» **Required work**: Go through the listing and return every line with "servizi" in it.

━━ Input data ━━

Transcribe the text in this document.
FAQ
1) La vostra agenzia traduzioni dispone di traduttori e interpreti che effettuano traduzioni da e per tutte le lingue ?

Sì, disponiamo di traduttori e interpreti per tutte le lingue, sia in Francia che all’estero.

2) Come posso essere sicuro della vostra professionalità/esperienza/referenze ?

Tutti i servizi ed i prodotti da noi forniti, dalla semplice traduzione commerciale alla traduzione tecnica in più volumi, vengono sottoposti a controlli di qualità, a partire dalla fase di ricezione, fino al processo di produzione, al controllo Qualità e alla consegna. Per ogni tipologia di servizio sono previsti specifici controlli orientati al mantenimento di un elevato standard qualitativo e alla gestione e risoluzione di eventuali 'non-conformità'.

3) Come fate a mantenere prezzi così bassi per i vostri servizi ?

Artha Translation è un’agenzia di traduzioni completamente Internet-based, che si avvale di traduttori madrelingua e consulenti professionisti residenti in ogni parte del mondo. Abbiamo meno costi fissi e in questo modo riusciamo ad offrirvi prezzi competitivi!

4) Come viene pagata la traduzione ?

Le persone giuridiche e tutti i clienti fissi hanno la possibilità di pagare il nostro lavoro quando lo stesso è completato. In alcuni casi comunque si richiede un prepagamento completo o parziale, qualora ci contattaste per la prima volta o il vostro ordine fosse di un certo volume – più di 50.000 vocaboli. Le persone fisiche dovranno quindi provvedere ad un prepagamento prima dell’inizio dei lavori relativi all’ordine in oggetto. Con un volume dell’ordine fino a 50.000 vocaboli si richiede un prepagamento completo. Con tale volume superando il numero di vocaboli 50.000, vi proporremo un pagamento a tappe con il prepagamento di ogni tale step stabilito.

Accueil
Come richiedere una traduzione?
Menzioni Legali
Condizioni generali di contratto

━━━
━━ Input data ━━

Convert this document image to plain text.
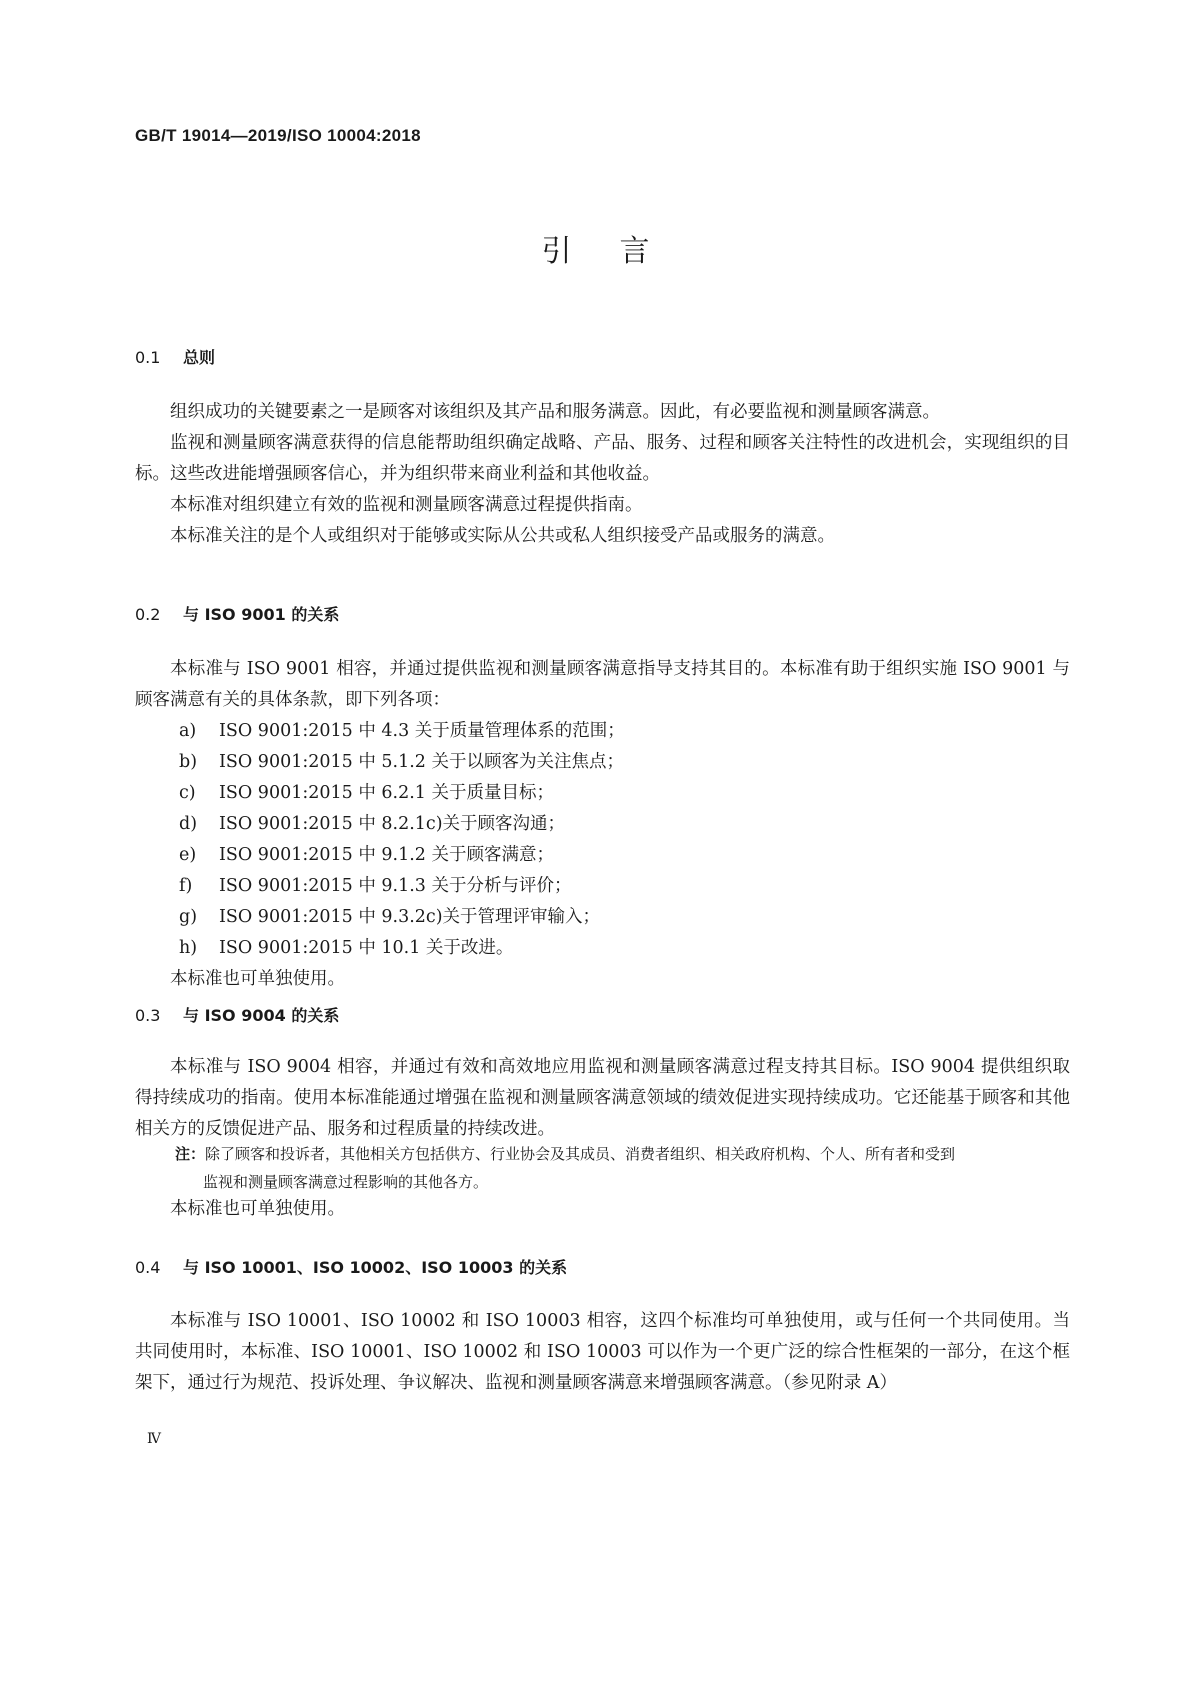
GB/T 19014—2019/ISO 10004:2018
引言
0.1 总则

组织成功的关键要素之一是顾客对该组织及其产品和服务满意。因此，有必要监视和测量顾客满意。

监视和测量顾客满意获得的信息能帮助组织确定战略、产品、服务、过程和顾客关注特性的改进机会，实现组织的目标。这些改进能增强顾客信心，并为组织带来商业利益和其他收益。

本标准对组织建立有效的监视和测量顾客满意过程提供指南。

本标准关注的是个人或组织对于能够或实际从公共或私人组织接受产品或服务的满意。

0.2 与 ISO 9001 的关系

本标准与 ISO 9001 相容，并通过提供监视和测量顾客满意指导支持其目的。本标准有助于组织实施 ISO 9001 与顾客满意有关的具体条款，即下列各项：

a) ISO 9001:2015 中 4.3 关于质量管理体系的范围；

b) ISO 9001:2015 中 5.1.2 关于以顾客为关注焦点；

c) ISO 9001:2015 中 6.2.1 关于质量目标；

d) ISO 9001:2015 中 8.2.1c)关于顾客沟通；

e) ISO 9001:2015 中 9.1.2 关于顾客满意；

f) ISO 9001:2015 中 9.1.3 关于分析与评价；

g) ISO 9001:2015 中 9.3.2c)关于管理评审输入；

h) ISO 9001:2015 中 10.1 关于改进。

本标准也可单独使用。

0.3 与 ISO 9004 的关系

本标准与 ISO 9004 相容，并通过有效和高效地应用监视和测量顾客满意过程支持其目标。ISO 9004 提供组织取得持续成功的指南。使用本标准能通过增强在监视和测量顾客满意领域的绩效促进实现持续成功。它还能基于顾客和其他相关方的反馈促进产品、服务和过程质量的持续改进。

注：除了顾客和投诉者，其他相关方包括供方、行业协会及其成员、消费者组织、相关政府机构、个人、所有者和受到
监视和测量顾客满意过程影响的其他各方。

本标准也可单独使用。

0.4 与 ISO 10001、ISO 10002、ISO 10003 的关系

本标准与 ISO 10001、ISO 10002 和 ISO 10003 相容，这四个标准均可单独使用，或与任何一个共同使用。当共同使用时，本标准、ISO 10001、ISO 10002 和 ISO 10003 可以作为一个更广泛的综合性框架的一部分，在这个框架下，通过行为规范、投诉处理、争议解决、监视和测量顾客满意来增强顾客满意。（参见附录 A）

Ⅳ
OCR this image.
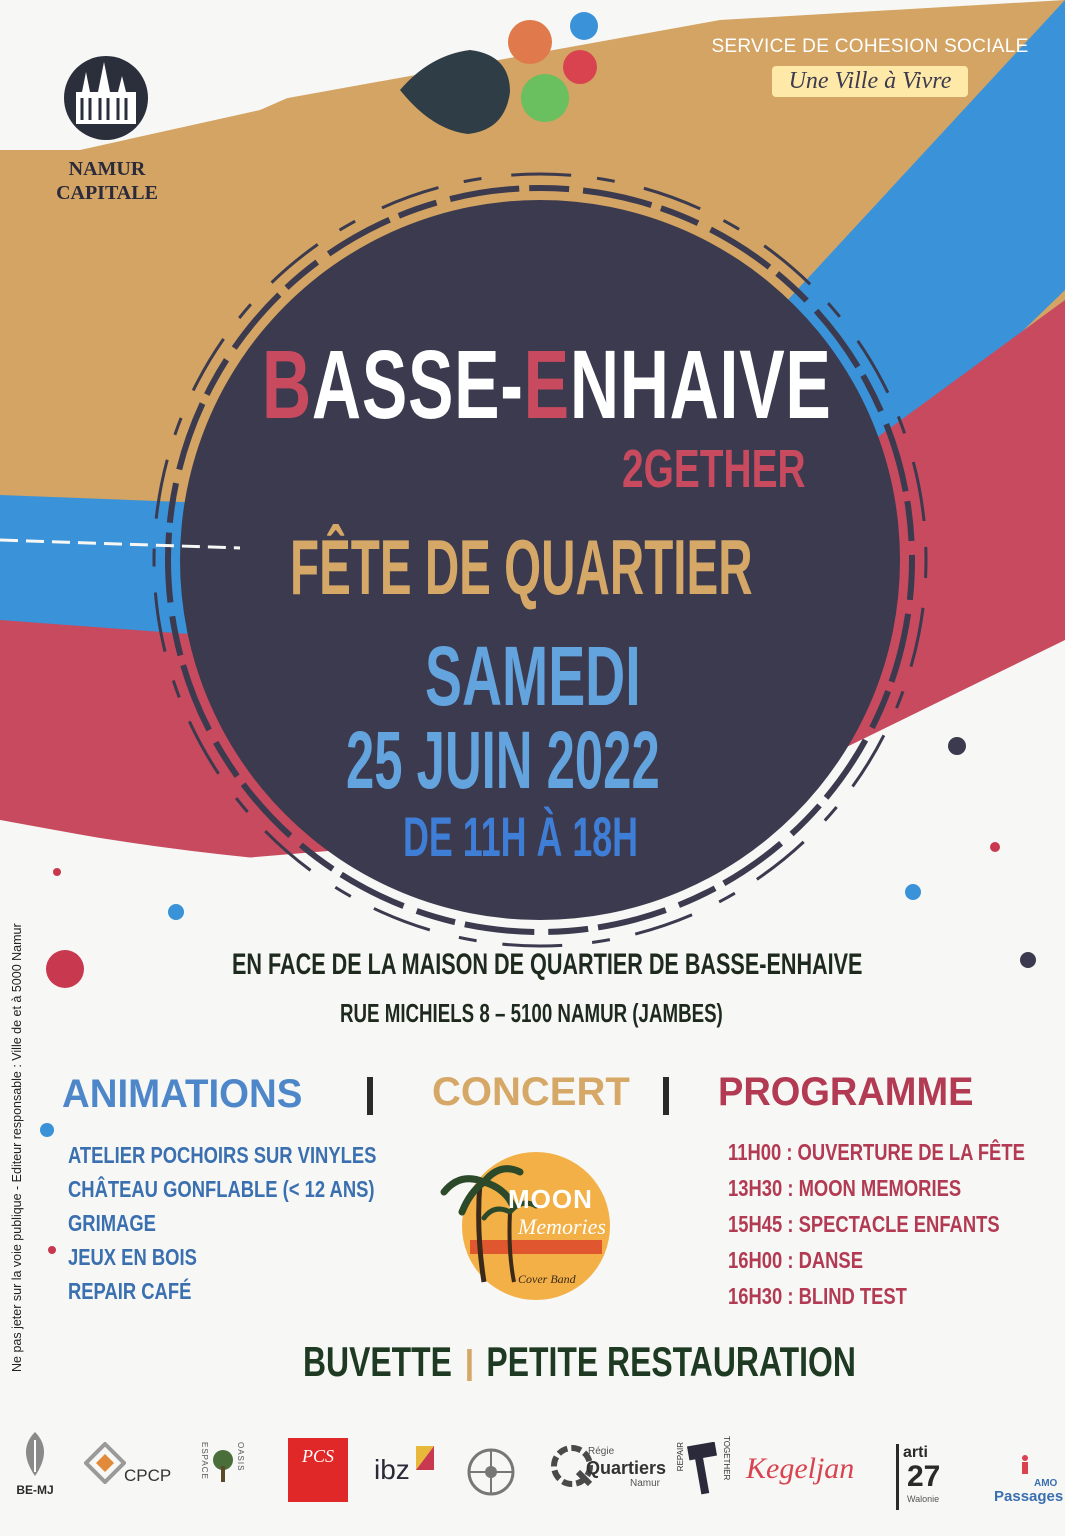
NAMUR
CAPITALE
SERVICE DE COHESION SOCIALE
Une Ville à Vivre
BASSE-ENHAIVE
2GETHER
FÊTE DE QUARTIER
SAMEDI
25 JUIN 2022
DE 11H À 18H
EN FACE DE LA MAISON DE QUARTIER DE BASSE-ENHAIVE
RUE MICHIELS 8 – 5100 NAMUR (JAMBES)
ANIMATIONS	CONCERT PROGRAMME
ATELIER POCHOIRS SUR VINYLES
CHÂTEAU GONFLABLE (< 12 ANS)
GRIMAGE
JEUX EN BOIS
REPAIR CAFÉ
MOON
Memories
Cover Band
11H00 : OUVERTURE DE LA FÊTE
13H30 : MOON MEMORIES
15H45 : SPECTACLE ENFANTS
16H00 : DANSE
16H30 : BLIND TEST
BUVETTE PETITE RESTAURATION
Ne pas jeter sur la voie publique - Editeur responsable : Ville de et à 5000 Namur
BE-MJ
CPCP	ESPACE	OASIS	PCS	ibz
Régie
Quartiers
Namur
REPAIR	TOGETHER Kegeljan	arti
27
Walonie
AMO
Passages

━━━

» **Written solution**:
Tutti i servizi ed i prodotti da noi forniti, dalla semplice traduzione commerciale alla traduzione tecnica in più volumi, vengono sottoposti a controlli di qualità, a partire dalla fase di ricezione, fino al processo di produzione, al controllo Qualità e alla consegna. Per ogni tipologia di servizio sono previsti specifici controlli orientati al mantenimento di un elevato standard qualitativo e alla gestione e risoluzione di eventuali 'non-conformità'.
3) Come fate a mantenere prezzi così bassi per i vostri servizi ?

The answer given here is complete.